-- BEGIN Data extract --

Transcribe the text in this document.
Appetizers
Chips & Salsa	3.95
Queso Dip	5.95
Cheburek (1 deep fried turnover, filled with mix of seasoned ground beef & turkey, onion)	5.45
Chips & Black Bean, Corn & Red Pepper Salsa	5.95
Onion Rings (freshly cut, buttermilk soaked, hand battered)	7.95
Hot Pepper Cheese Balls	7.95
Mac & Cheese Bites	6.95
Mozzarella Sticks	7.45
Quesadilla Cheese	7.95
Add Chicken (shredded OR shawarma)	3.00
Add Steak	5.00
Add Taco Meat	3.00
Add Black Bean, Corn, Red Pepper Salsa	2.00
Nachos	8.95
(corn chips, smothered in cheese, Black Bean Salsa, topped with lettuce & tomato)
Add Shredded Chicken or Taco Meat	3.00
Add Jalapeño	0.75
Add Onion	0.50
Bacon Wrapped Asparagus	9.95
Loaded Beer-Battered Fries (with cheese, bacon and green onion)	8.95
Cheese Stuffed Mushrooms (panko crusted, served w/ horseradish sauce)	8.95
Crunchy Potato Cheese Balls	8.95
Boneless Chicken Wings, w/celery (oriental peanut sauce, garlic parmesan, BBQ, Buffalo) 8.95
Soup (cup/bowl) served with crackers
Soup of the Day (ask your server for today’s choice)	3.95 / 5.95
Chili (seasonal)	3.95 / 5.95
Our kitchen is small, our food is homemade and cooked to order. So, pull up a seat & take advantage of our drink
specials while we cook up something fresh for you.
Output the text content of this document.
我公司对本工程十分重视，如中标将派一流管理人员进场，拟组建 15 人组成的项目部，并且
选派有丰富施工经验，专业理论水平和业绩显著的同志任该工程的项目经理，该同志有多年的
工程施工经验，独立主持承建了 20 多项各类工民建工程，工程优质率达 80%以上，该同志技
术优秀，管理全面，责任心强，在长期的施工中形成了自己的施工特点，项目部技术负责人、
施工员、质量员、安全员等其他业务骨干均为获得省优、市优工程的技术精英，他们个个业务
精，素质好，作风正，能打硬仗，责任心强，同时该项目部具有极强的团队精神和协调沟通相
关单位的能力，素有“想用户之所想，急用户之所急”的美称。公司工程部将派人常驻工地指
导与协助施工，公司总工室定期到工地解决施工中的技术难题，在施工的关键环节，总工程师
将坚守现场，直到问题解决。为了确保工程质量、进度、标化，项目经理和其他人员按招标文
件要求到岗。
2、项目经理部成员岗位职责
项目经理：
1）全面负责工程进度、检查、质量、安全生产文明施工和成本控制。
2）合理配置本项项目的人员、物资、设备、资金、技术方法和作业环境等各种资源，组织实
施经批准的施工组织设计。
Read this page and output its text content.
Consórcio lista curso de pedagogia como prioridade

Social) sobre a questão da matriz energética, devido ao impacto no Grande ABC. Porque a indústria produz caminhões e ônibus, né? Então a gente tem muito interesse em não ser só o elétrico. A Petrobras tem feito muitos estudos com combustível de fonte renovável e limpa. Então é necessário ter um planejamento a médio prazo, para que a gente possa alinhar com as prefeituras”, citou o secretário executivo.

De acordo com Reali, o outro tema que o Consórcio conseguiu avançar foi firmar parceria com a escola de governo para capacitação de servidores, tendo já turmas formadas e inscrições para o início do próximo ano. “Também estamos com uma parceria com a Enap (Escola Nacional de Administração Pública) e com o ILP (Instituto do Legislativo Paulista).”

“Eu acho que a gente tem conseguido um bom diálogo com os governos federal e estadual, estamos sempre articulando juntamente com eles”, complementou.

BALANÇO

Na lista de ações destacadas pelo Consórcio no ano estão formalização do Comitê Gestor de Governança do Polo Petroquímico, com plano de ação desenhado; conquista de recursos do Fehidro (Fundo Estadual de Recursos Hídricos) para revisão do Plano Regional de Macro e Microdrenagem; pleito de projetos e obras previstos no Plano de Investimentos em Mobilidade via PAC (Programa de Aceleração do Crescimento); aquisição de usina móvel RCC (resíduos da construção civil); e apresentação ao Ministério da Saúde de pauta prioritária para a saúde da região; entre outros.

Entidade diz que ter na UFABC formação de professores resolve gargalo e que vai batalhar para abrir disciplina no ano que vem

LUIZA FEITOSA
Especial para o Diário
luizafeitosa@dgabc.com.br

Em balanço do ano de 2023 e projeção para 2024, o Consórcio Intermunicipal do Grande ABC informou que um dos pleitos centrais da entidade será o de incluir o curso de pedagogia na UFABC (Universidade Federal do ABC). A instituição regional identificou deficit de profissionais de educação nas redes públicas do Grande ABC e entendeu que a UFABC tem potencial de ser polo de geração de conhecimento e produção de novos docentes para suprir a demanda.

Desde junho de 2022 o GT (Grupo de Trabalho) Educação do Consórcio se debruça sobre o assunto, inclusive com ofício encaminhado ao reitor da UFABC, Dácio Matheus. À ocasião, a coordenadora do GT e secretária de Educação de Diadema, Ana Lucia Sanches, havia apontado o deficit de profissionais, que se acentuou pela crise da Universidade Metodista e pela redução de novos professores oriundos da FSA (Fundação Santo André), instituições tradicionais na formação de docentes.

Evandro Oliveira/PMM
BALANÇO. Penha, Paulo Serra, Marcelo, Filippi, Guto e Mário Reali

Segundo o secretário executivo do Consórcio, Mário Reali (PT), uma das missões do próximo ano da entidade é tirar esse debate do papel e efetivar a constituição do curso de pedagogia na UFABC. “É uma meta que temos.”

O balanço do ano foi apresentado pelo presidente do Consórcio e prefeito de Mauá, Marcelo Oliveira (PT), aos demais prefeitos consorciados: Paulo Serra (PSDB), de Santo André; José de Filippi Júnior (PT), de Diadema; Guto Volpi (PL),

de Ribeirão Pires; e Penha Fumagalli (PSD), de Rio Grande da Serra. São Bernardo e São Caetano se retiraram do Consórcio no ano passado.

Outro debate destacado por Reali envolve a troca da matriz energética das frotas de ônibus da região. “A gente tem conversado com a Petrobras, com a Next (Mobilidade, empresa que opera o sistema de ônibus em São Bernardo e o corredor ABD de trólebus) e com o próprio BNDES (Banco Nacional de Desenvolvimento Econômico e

-- END Data extract --

_What this task involves:_ The records above are to be repeated exactly, in their entirety.

_The answer:_
Transcribe the text in this document.
Appetizers
Chips & Salsa	3.95
Queso Dip	5.95
Cheburek (1 deep fried turnover, filled with mix of seasoned ground beef & turkey, onion)	5.45
Chips & Black Bean, Corn & Red Pepper Salsa	5.95
Onion Rings (freshly cut, buttermilk soaked, hand battered)	7.95
Hot Pepper Cheese Balls	7.95
Mac & Cheese Bites	6.95
Mozzarella Sticks	7.45
Quesadilla Cheese	7.95
Add Chicken (shredded OR shawarma)	3.00
Add Steak	5.00
Add Taco Meat	3.00
Add Black Bean, Corn, Red Pepper Salsa	2.00
Nachos	8.95
(corn chips, smothered in cheese, Black Bean Salsa, topped with lettuce & tomato)
Add Shredded Chicken or Taco Meat	3.00
Add Jalapeño	0.75
Add Onion	0.50
Bacon Wrapped Asparagus	9.95
Loaded Beer-Battered Fries (with cheese, bacon and green onion)	8.95
Cheese Stuffed Mushrooms (panko crusted, served w/ horseradish sauce)	8.95
Crunchy Potato Cheese Balls	8.95
Boneless Chicken Wings, w/celery (oriental peanut sauce, garlic parmesan, BBQ, Buffalo) 8.95
Soup (cup/bowl) served with crackers
Soup of the Day (ask your server for today’s choice)	3.95 / 5.95
Chili (seasonal)	3.95 / 5.95
Our kitchen is small, our food is homemade and cooked to order. So, pull up a seat & take advantage of our drink
specials while we cook up something fresh for you.
Output the text content of this document.
我公司对本工程十分重视，如中标将派一流管理人员进场，拟组建 15 人组成的项目部，并且
选派有丰富施工经验，专业理论水平和业绩显著的同志任该工程的项目经理，该同志有多年的
工程施工经验，独立主持承建了 20 多项各类工民建工程，工程优质率达 80%以上，该同志技
术优秀，管理全面，责任心强，在长期的施工中形成了自己的施工特点，项目部技术负责人、
施工员、质量员、安全员等其他业务骨干均为获得省优、市优工程的技术精英，他们个个业务
精，素质好，作风正，能打硬仗，责任心强，同时该项目部具有极强的团队精神和协调沟通相
关单位的能力，素有“想用户之所想，急用户之所急”的美称。公司工程部将派人常驻工地指
导与协助施工，公司总工室定期到工地解决施工中的技术难题，在施工的关键环节，总工程师
将坚守现场，直到问题解决。为了确保工程质量、进度、标化，项目经理和其他人员按招标文
件要求到岗。
2、项目经理部成员岗位职责
项目经理：
1）全面负责工程进度、检查、质量、安全生产文明施工和成本控制。
2）合理配置本项项目的人员、物资、设备、资金、技术方法和作业环境等各种资源，组织实
施经批准的施工组织设计。
Read this page and output its text content.
Consórcio lista curso de pedagogia como prioridade

Social) sobre a questão da matriz energética, devido ao impacto no Grande ABC. Porque a indústria produz caminhões e ônibus, né? Então a gente tem muito interesse em não ser só o elétrico. A Petrobras tem feito muitos estudos com combustível de fonte renovável e limpa. Então é necessário ter um planejamento a médio prazo, para que a gente possa alinhar com as prefeituras”, citou o secretário executivo.

De acordo com Reali, o outro tema que o Consórcio conseguiu avançar foi firmar parceria com a escola de governo para capacitação de servidores, tendo já turmas formadas e inscrições para o início do próximo ano. “Também estamos com uma parceria com a Enap (Escola Nacional de Administração Pública) e com o ILP (Instituto do Legislativo Paulista).”

“Eu acho que a gente tem conseguido um bom diálogo com os governos federal e estadual, estamos sempre articulando juntamente com eles”, complementou.

BALANÇO

Na lista de ações destacadas pelo Consórcio no ano estão formalização do Comitê Gestor de Governança do Polo Petroquímico, com plano de ação desenhado; conquista de recursos do Fehidro (Fundo Estadual de Recursos Hídricos) para revisão do Plano Regional de Macro e Microdrenagem; pleito de projetos e obras previstos no Plano de Investimentos em Mobilidade via PAC (Programa de Aceleração do Crescimento); aquisição de usina móvel RCC (resíduos da construção civil); e apresentação ao Ministério da Saúde de pauta prioritária para a saúde da região; entre outros.

Entidade diz que ter na UFABC formação de professores resolve gargalo e que vai batalhar para abrir disciplina no ano que vem

LUIZA FEITOSA
Especial para o Diário
luizafeitosa@dgabc.com.br

Em balanço do ano de 2023 e projeção para 2024, o Consórcio Intermunicipal do Grande ABC informou que um dos pleitos centrais da entidade será o de incluir o curso de pedagogia na UFABC (Universidade Federal do ABC). A instituição regional identificou deficit de profissionais de educação nas redes públicas do Grande ABC e entendeu que a UFABC tem potencial de ser polo de geração de conhecimento e produção de novos docentes para suprir a demanda.

Desde junho de 2022 o GT (Grupo de Trabalho) Educação do Consórcio se debruça sobre o assunto, inclusive com ofício encaminhado ao reitor da UFABC, Dácio Matheus. À ocasião, a coordenadora do GT e secretária de Educação de Diadema, Ana Lucia Sanches, havia apontado o deficit de profissionais, que se acentuou pela crise da Universidade Metodista e pela redução de novos professores oriundos da FSA (Fundação Santo André), instituições tradicionais na formação de docentes.

Evandro Oliveira/PMM
BALANÇO. Penha, Paulo Serra, Marcelo, Filippi, Guto e Mário Reali

Segundo o secretário executivo do Consórcio, Mário Reali (PT), uma das missões do próximo ano da entidade é tirar esse debate do papel e efetivar a constituição do curso de pedagogia na UFABC. “É uma meta que temos.”

O balanço do ano foi apresentado pelo presidente do Consórcio e prefeito de Mauá, Marcelo Oliveira (PT), aos demais prefeitos consorciados: Paulo Serra (PSDB), de Santo André; José de Filippi Júnior (PT), de Diadema; Guto Volpi (PL),

de Ribeirão Pires; e Penha Fumagalli (PSD), de Rio Grande da Serra. São Bernardo e São Caetano se retiraram do Consórcio no ano passado.

Outro debate destacado por Reali envolve a troca da matriz energética das frotas de ônibus da região. “A gente tem conversado com a Petrobras, com a Next (Mobilidade, empresa que opera o sistema de ônibus em São Bernardo e o corredor ABD de trólebus) e com o próprio BNDES (Banco Nacional de Desenvolvimento Econômico e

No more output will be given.